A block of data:
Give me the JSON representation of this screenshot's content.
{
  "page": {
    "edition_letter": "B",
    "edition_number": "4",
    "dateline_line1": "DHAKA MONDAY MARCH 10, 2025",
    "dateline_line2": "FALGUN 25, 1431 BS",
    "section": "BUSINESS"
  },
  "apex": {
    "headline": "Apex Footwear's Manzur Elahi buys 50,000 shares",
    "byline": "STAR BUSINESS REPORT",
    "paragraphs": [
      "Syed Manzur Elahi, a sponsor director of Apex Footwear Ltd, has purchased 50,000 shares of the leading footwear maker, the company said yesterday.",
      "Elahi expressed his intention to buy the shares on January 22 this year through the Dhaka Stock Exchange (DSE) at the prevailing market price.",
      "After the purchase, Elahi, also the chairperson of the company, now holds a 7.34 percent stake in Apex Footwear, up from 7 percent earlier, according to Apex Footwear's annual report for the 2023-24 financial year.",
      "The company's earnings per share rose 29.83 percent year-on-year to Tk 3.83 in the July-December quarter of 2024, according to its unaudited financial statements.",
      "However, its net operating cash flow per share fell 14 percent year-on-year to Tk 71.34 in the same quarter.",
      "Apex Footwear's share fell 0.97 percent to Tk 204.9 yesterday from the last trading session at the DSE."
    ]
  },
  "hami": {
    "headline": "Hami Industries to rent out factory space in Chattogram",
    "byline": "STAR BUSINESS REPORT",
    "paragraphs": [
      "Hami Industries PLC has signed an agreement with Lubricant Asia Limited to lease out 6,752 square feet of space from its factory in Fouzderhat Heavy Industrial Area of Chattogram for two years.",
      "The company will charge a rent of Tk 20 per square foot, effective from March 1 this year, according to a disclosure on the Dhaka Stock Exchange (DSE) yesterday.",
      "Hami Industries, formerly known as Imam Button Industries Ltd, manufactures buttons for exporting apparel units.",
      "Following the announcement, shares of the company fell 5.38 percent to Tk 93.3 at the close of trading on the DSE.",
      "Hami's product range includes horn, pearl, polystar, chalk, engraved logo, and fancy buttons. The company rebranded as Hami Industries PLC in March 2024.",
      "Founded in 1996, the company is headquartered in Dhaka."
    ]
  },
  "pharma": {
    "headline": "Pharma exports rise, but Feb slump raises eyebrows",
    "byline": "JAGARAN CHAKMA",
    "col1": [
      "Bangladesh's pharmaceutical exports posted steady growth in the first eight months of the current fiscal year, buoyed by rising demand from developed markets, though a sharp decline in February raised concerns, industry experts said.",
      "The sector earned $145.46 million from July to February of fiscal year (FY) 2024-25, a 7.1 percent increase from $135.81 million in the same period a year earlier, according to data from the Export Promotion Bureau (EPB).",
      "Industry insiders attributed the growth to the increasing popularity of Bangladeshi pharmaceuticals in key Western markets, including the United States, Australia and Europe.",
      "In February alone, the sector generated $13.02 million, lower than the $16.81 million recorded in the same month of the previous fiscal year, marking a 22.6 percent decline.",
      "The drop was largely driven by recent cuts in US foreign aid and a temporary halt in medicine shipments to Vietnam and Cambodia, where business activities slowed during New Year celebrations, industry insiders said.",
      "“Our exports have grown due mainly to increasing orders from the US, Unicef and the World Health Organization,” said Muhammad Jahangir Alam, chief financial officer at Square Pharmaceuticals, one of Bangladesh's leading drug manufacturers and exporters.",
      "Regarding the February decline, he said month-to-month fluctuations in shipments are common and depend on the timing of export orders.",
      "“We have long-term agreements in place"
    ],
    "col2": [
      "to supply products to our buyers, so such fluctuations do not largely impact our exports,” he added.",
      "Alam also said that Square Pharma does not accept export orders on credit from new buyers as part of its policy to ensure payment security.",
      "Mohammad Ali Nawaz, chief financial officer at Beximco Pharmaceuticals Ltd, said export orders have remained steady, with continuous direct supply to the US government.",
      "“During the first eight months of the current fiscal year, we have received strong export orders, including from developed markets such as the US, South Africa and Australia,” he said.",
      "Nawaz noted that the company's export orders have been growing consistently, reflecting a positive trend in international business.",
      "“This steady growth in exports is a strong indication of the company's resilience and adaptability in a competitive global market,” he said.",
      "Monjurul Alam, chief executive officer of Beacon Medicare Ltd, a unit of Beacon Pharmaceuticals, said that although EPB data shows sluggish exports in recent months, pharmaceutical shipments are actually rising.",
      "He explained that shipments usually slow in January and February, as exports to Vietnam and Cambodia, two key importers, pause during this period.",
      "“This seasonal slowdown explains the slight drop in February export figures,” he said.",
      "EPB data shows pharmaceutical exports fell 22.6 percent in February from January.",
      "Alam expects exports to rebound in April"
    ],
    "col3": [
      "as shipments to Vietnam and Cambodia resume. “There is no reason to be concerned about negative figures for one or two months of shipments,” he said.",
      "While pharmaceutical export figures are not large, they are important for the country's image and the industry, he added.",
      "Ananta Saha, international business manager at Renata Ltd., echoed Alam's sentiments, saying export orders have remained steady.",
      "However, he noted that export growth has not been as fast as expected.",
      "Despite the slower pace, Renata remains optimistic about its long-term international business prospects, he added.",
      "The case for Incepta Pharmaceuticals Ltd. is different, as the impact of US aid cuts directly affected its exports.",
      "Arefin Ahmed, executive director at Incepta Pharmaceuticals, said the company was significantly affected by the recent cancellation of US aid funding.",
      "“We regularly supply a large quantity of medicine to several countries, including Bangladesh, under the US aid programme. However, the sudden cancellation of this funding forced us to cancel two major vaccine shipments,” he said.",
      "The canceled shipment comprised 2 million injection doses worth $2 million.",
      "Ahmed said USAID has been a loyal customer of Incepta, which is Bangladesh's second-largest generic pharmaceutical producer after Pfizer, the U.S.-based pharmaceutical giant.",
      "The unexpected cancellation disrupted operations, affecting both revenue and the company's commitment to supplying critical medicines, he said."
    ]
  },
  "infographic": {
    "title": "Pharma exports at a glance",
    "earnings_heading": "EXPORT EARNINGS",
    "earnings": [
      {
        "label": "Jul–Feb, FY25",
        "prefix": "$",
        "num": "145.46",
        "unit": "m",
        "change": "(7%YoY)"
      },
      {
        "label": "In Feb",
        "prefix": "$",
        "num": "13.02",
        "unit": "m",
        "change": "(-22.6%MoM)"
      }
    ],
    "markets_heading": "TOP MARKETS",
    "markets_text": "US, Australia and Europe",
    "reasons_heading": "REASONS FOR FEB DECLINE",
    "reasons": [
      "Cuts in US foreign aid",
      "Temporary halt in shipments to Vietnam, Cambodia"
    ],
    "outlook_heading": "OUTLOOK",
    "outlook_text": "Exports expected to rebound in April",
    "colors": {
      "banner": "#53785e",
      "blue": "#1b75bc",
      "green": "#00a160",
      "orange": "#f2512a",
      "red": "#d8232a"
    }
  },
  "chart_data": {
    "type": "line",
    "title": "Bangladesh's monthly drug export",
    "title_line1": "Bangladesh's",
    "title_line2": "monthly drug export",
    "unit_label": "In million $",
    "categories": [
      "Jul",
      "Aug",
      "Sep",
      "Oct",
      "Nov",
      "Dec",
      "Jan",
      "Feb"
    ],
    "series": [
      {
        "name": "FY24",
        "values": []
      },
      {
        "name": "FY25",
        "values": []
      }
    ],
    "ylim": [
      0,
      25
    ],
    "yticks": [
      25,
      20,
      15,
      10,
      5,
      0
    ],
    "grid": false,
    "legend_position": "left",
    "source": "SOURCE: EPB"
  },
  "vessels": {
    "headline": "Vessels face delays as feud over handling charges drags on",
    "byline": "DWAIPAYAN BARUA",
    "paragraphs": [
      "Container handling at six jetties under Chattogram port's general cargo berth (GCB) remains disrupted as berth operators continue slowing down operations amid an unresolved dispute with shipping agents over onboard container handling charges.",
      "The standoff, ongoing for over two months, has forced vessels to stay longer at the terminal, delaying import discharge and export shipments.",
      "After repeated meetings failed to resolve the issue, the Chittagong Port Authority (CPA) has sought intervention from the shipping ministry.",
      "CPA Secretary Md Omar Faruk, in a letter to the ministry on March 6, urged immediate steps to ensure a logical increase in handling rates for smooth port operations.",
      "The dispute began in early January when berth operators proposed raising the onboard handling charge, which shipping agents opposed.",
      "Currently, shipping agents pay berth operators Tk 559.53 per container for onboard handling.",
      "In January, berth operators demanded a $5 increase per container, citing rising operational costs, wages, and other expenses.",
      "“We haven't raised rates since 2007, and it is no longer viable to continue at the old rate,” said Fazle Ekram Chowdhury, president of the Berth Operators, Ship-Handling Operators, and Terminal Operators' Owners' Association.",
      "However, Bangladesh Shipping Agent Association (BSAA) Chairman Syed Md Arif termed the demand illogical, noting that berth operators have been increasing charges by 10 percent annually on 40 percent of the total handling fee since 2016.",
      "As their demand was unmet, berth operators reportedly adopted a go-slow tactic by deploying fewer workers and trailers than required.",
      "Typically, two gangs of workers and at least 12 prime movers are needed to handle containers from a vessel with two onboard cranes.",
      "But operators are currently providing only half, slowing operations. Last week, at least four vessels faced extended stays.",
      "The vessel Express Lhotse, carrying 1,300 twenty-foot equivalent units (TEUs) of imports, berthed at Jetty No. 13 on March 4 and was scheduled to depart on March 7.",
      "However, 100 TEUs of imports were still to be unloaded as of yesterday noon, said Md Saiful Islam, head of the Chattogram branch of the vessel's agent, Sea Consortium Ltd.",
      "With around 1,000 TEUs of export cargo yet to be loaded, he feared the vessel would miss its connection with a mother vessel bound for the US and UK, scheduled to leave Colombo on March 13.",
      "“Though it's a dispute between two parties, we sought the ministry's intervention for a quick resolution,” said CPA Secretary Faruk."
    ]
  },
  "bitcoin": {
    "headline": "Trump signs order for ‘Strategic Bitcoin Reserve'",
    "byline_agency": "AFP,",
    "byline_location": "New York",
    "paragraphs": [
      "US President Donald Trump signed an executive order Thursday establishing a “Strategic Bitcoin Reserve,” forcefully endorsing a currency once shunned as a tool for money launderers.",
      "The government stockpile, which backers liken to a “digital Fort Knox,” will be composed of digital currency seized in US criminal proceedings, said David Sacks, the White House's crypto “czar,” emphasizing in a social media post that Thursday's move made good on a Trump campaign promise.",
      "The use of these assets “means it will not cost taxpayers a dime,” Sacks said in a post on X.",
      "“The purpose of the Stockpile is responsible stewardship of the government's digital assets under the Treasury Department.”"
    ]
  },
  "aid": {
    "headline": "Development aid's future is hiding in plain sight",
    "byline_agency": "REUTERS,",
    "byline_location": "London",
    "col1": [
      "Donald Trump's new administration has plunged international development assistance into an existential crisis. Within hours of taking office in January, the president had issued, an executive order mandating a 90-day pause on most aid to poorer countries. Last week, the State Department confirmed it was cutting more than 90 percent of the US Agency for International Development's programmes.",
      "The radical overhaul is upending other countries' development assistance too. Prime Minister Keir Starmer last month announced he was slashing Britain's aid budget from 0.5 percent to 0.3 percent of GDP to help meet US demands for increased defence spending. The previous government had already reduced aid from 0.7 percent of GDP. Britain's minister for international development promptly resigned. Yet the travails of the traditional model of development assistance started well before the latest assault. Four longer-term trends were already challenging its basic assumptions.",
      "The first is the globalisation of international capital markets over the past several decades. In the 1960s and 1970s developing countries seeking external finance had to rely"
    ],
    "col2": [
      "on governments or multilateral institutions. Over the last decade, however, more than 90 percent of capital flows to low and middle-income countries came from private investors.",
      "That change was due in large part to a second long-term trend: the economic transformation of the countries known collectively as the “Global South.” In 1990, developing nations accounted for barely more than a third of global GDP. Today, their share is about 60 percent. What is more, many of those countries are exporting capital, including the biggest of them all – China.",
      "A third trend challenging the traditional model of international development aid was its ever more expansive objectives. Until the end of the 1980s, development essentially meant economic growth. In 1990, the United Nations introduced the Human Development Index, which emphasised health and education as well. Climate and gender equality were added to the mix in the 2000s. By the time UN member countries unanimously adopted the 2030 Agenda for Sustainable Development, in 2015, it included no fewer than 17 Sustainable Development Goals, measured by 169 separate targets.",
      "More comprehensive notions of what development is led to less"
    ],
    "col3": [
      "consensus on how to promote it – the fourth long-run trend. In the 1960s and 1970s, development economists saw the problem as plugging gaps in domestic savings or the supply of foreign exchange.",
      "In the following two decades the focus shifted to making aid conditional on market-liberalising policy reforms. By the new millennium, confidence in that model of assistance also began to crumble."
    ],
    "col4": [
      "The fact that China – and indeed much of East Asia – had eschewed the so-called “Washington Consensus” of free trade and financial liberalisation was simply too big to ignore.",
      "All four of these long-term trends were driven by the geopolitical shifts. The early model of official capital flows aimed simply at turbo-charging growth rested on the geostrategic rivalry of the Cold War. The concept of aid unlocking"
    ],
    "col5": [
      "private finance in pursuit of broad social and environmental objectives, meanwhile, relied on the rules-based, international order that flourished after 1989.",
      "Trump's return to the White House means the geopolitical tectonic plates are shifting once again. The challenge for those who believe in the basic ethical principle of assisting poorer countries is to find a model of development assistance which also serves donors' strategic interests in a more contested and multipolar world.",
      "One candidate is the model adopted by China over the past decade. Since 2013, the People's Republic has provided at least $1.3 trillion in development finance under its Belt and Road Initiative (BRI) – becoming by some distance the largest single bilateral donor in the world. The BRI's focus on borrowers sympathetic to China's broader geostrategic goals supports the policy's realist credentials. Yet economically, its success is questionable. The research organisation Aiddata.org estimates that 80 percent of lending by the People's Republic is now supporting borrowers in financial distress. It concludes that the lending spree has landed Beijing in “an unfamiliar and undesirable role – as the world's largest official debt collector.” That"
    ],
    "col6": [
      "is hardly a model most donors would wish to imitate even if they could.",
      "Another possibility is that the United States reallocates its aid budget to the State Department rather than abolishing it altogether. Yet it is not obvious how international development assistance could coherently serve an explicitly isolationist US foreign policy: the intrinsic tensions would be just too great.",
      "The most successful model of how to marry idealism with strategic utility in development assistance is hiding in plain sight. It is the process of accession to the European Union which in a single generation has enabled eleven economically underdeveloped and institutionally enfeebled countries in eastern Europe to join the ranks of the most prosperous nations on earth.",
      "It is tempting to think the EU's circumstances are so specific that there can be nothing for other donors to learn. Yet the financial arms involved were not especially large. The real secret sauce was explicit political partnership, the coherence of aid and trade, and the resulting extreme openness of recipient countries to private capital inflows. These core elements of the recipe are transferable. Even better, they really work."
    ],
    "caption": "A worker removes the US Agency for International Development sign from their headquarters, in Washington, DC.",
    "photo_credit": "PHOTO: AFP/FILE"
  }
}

WHAT THE EXERCISE ASKS: Using the listing above, list every line in which the string "earlier" occurs.

EXERCISE RESULT:
      "After the purchase, Elahi, also the chairperson of the company, now holds a 7.34 percent stake in Apex Footwear, up from 7 percent earlier, according to Apex Footwear's annual report for the 2023-24 financial year.",
      "The sector earned $145.46 million from July to February of fiscal year (FY) 2024-25, a 7.1 percent increase from $135.81 million in the same period a year earlier, according to data from the Export Promotion Bureau (EPB).",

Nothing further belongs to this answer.